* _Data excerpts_
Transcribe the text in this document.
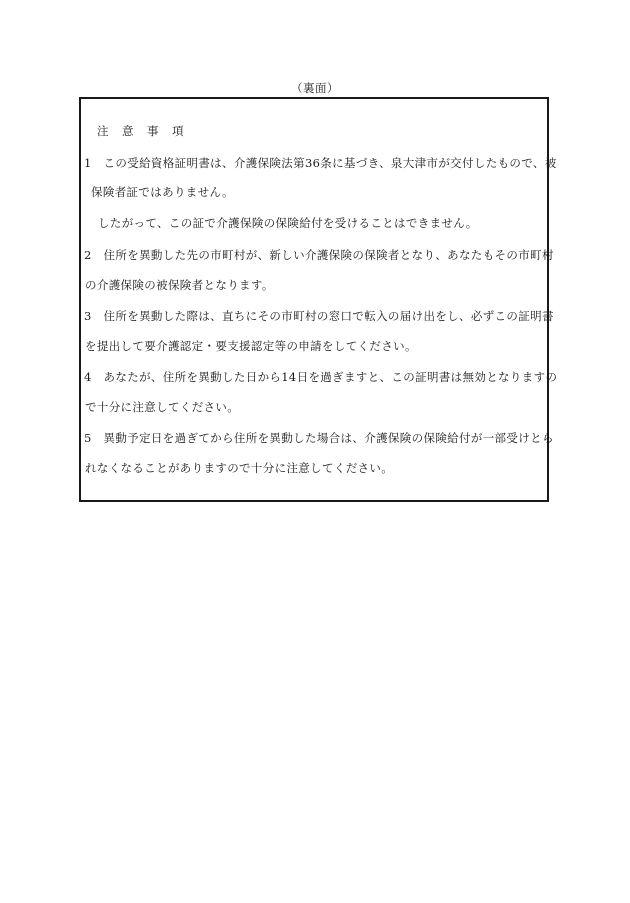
（裏面）
注　意　事　項
1　この受給資格証明書は、介護保険法第36条に基づき、泉大津市が交付したもので、被
保険者証ではありません。
したがって、この証で介護保険の保険給付を受けることはできません。
2　住所を異動した先の市町村が、新しい介護保険の保険者となり、あなたもその市町村
の介護保険の被保険者となります。
3　住所を異動した際は、直ちにその市町村の窓口で転入の届け出をし、必ずこの証明書
を提出して要介護認定・要支援認定等の申請をしてください。
4　あなたが、住所を異動した日から14日を過ぎますと、この証明書は無効となりますの
で十分に注意してください。
5　異動予定日を過ぎてから住所を異動した場合は、介護保険の保険給付が一部受けとら
れなくなることがありますので十分に注意してください。
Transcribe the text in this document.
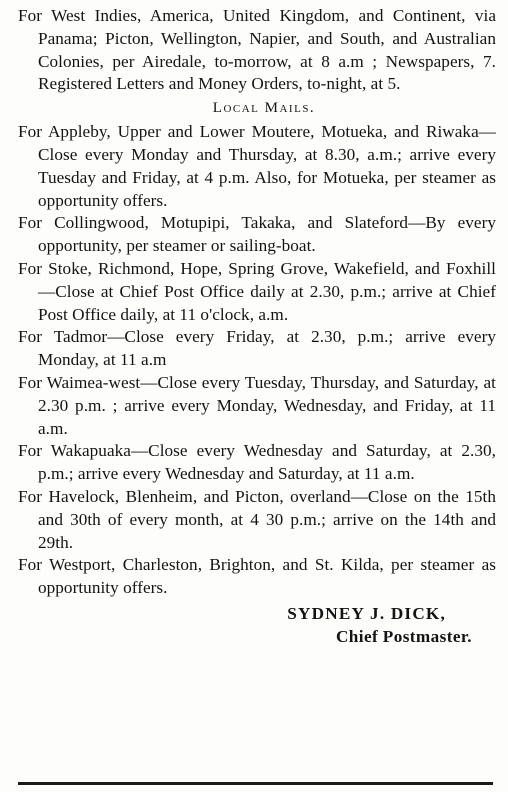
For West Indies, America, United Kingdom, and Continent, via Panama; Picton, Wellington, Napier, and South, and Australian Colonies, per Airedale, to-morrow, at 8 a.m ; Newspapers, 7. Registered Letters and Money Orders, to-night, at 5.

Local Mails.

For Appleby, Upper and Lower Moutere, Motueka, and Riwaka—Close every Monday and Thursday, at 8.30, a.m.; arrive every Tuesday and Friday, at 4 p.m. Also, for Motueka, per steamer as opportunity offers.

For Collingwood, Motupipi, Takaka, and Slateford—By every opportunity, per steamer or sailing-boat.

For Stoke, Richmond, Hope, Spring Grove, Wakefield, and Foxhill—Close at Chief Post Office daily at 2.30, p.m.; arrive at Chief Post Office daily, at 11 o'clock, a.m.

For Tadmor—Close every Friday, at 2.30, p.m.; arrive every Monday, at 11 a.m

For Waimea-west—Close every Tuesday, Thursday, and Saturday, at 2.30 p.m. ; arrive every Monday, Wednesday, and Friday, at 11 a.m.

For Wakapuaka—Close every Wednesday and Saturday, at 2.30, p.m.; arrive every Wednesday and Saturday, at 11 a.m.

For Havelock, Blenheim, and Picton, overland—Close on the 15th and 30th of every month, at 4 30 p.m.; arrive on the 14th and 29th.

For Westport, Charleston, Brighton, and St. Kilda, per steamer as opportunity offers.

SYDNEY J. DICK,
Chief Postmaster.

* _Set problem_
Within the data above, pick out all lines holding the word "offers".

* _Reply_
For Appleby, Upper and Lower Moutere, Motueka, and Riwaka—Close every Monday and Thursday, at 8.30, a.m.; arrive every Tuesday and Friday, at 4 p.m. Also, for Motueka, per steamer as opportunity offers.
For Westport, Charleston, Brighton, and St. Kilda, per steamer as opportunity offers.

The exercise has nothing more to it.